Aim of the task
Copy every entry exactly as given, minus the images.

* * * * * * *

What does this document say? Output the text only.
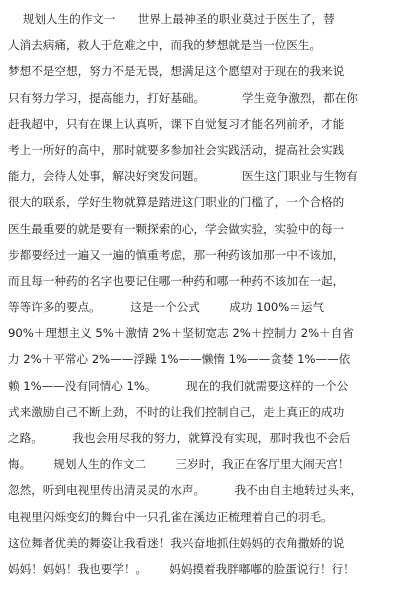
规划人生的作文一      世界上最神圣的职业莫过于医生了，替
人消去病痛，救人于危难之中，而我的梦想就是当一位医生。
梦想不是空想，努力不是无畏，想满足这个愿望对于现在的我来说
只有努力学习，提高能力，打好基础。          学生竞争激烈，都在你
赶我超中，只有在课上认真听，课下自觉复习才能名列前矛，才能
考上一所好的高中，那时就要多参加社会实践活动，提高社会实践
能力，会待人处事，解决好突发问题。          医生这门职业与生物有
很大的联系，学好生物就算是踏进这门职业的门槛了，一个合格的
医生最重要的就是要有一颗探索的心，学会做实验，实验中的每一
步都要经过一遍又一遍的慎重考虑，那一种药该加那一中不该加，
而且每一种药的名字也要记住哪一种药和哪一种药不该加在一起，
等等许多的要点。        这是一个公式        成功 100%＝运气
90%＋理想主义 5%＋激情 2%＋坚韧宽志 2%＋控制力 2%＋自省
力 2%＋平常心 2%——浮躁 1%——懒惰 1%——贪婪 1%——依
赖 1%——没有同情心 1%。        现在的我们就需要这样的一个公
式来激励自己不断上劲，不时的让我们控制自己，走上真正的成功
之路。        我也会用尽我的努力，就算没有实现，那时我也不会后
悔。      规划人生的作文二        三岁时，我正在客厅里大闹天宫！
忽然，听到电视里传出清灵灵的水声。        我不由自主地转过头来，
电视里闪烁变幻的舞台中一只孔雀在溪边正梳理着自己的羽毛。
这位舞者优美的舞姿让我看迷！我兴奋地抓住妈妈的衣角撒娇的说
妈妈！妈妈！我也要学！。      妈妈摸着我胖嘟嘟的脸蛋说行！行！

* * * * * * *

Task answer
What does this document say? Output the text only.
规划人生的作文一      世界上最神圣的职业莫过于医生了，替
人消去病痛，救人于危难之中，而我的梦想就是当一位医生。
梦想不是空想，努力不是无畏，想满足这个愿望对于现在的我来说
只有努力学习，提高能力，打好基础。          学生竞争激烈，都在你
赶我超中，只有在课上认真听，课下自觉复习才能名列前矛，才能
考上一所好的高中，那时就要多参加社会实践活动，提高社会实践
能力，会待人处事，解决好突发问题。          医生这门职业与生物有
很大的联系，学好生物就算是踏进这门职业的门槛了，一个合格的
医生最重要的就是要有一颗探索的心，学会做实验，实验中的每一
步都要经过一遍又一遍的慎重考虑，那一种药该加那一中不该加，
而且每一种药的名字也要记住哪一种药和哪一种药不该加在一起，
等等许多的要点。        这是一个公式        成功 100%＝运气
90%＋理想主义 5%＋激情 2%＋坚韧宽志 2%＋控制力 2%＋自省
力 2%＋平常心 2%——浮躁 1%——懒惰 1%——贪婪 1%——依
赖 1%——没有同情心 1%。        现在的我们就需要这样的一个公
式来激励自己不断上劲，不时的让我们控制自己，走上真正的成功
之路。        我也会用尽我的努力，就算没有实现，那时我也不会后
悔。      规划人生的作文二        三岁时，我正在客厅里大闹天宫！
忽然，听到电视里传出清灵灵的水声。        我不由自主地转过头来，
电视里闪烁变幻的舞台中一只孔雀在溪边正梳理着自己的羽毛。
这位舞者优美的舞姿让我看迷！我兴奋地抓住妈妈的衣角撒娇的说
妈妈！妈妈！我也要学！。      妈妈摸着我胖嘟嘟的脸蛋说行！行！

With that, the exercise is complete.